▶ [WHAT YOU SHOULD DO]: Each record is to be transcribed exactly.

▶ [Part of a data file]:
****
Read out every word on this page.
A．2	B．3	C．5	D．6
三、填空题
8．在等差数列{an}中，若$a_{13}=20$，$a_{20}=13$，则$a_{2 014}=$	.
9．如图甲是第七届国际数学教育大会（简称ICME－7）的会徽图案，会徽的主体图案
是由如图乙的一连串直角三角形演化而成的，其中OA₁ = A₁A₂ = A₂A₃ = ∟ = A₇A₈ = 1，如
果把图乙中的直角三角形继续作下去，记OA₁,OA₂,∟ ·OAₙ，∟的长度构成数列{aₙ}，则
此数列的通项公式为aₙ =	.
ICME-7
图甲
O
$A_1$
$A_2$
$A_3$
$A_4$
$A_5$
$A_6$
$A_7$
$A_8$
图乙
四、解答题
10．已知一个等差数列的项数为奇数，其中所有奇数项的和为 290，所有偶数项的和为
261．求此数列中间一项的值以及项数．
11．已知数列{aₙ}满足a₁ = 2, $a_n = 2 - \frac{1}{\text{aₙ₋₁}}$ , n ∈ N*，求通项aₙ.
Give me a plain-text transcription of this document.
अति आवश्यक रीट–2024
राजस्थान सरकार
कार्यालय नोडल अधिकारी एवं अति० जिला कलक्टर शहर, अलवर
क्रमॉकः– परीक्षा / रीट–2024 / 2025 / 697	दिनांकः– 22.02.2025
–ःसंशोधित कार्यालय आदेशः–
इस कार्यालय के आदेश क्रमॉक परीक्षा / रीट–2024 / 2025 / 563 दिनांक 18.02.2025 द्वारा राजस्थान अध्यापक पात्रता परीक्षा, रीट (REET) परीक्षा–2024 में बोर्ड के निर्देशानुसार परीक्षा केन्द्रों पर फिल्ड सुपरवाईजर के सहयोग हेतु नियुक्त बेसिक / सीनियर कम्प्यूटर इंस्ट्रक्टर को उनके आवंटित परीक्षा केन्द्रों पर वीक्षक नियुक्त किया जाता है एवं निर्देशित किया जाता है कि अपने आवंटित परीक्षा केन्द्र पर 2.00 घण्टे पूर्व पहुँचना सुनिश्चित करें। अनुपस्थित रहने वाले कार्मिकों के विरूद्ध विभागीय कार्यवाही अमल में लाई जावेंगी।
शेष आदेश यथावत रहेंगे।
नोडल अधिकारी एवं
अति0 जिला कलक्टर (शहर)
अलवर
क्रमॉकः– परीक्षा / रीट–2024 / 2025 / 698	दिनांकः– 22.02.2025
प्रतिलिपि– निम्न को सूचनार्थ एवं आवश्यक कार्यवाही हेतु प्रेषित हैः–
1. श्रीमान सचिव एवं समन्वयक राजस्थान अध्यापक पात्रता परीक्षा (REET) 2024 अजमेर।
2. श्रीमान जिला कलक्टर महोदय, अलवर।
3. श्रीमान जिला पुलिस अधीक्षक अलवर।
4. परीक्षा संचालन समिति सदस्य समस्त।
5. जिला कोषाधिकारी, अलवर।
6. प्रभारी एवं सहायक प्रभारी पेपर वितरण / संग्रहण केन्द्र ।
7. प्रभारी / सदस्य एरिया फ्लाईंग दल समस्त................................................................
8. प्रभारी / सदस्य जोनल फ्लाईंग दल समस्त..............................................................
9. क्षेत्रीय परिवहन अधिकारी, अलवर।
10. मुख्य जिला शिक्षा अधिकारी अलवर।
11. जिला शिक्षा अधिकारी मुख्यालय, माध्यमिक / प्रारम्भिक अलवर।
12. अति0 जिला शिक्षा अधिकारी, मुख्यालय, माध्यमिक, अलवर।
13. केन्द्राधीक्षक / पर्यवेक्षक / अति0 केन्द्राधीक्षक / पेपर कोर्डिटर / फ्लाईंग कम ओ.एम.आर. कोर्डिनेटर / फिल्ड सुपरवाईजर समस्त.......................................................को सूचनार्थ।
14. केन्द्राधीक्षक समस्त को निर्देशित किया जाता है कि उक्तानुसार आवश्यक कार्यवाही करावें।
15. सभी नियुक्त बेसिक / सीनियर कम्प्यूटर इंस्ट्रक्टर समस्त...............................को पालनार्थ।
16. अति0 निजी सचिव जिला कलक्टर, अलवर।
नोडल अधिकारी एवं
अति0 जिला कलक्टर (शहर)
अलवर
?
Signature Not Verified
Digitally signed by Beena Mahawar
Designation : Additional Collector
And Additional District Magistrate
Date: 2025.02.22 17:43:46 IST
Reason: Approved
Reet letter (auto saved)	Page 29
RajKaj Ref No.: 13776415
****
▶ [TASK RESULT]:
Read out every word on this page.
A．2	B．3	C．5	D．6
三、填空题
8．在等差数列{an}中，若$a_{13}=20$，$a_{20}=13$，则$a_{2 014}=$	.
9．如图甲是第七届国际数学教育大会（简称ICME－7）的会徽图案，会徽的主体图案
是由如图乙的一连串直角三角形演化而成的，其中OA₁ = A₁A₂ = A₂A₃ = ∟ = A₇A₈ = 1，如
果把图乙中的直角三角形继续作下去，记OA₁,OA₂,∟ ·OAₙ，∟的长度构成数列{aₙ}，则
此数列的通项公式为aₙ =	.
ICME-7
图甲
O
$A_1$
$A_2$
$A_3$
$A_4$
$A_5$
$A_6$
$A_7$
$A_8$
图乙
四、解答题
10．已知一个等差数列的项数为奇数，其中所有奇数项的和为 290，所有偶数项的和为
261．求此数列中间一项的值以及项数．
11．已知数列{aₙ}满足a₁ = 2, $a_n = 2 - \frac{1}{\text{aₙ₋₁}}$ , n ∈ N*，求通项aₙ.
Give me a plain-text transcription of this document.
अति आवश्यक रीट–2024
राजस्थान सरकार
कार्यालय नोडल अधिकारी एवं अति० जिला कलक्टर शहर, अलवर
क्रमॉकः– परीक्षा / रीट–2024 / 2025 / 697	दिनांकः– 22.02.2025
–ःसंशोधित कार्यालय आदेशः–
इस कार्यालय के आदेश क्रमॉक परीक्षा / रीट–2024 / 2025 / 563 दिनांक 18.02.2025 द्वारा राजस्थान अध्यापक पात्रता परीक्षा, रीट (REET) परीक्षा–2024 में बोर्ड के निर्देशानुसार परीक्षा केन्द्रों पर फिल्ड सुपरवाईजर के सहयोग हेतु नियुक्त बेसिक / सीनियर कम्प्यूटर इंस्ट्रक्टर को उनके आवंटित परीक्षा केन्द्रों पर वीक्षक नियुक्त किया जाता है एवं निर्देशित किया जाता है कि अपने आवंटित परीक्षा केन्द्र पर 2.00 घण्टे पूर्व पहुँचना सुनिश्चित करें। अनुपस्थित रहने वाले कार्मिकों के विरूद्ध विभागीय कार्यवाही अमल में लाई जावेंगी।
शेष आदेश यथावत रहेंगे।
नोडल अधिकारी एवं
अति0 जिला कलक्टर (शहर)
अलवर
क्रमॉकः– परीक्षा / रीट–2024 / 2025 / 698	दिनांकः– 22.02.2025
प्रतिलिपि– निम्न को सूचनार्थ एवं आवश्यक कार्यवाही हेतु प्रेषित हैः–
1. श्रीमान सचिव एवं समन्वयक राजस्थान अध्यापक पात्रता परीक्षा (REET) 2024 अजमेर।
2. श्रीमान जिला कलक्टर महोदय, अलवर।
3. श्रीमान जिला पुलिस अधीक्षक अलवर।
4. परीक्षा संचालन समिति सदस्य समस्त।
5. जिला कोषाधिकारी, अलवर।
6. प्रभारी एवं सहायक प्रभारी पेपर वितरण / संग्रहण केन्द्र ।
7. प्रभारी / सदस्य एरिया फ्लाईंग दल समस्त................................................................
8. प्रभारी / सदस्य जोनल फ्लाईंग दल समस्त..............................................................
9. क्षेत्रीय परिवहन अधिकारी, अलवर।
10. मुख्य जिला शिक्षा अधिकारी अलवर।
11. जिला शिक्षा अधिकारी मुख्यालय, माध्यमिक / प्रारम्भिक अलवर।
12. अति0 जिला शिक्षा अधिकारी, मुख्यालय, माध्यमिक, अलवर।
13. केन्द्राधीक्षक / पर्यवेक्षक / अति0 केन्द्राधीक्षक / पेपर कोर्डिटर / फ्लाईंग कम ओ.एम.आर. कोर्डिनेटर / फिल्ड सुपरवाईजर समस्त.......................................................को सूचनार्थ।
14. केन्द्राधीक्षक समस्त को निर्देशित किया जाता है कि उक्तानुसार आवश्यक कार्यवाही करावें।
15. सभी नियुक्त बेसिक / सीनियर कम्प्यूटर इंस्ट्रक्टर समस्त...............................को पालनार्थ।
16. अति0 निजी सचिव जिला कलक्टर, अलवर।
नोडल अधिकारी एवं
अति0 जिला कलक्टर (शहर)
अलवर
?
Signature Not Verified
Digitally signed by Beena Mahawar
Designation : Additional Collector
And Additional District Magistrate
Date: 2025.02.22 17:43:46 IST
Reason: Approved
Reet letter (auto saved)	Page 29
RajKaj Ref No.: 13776415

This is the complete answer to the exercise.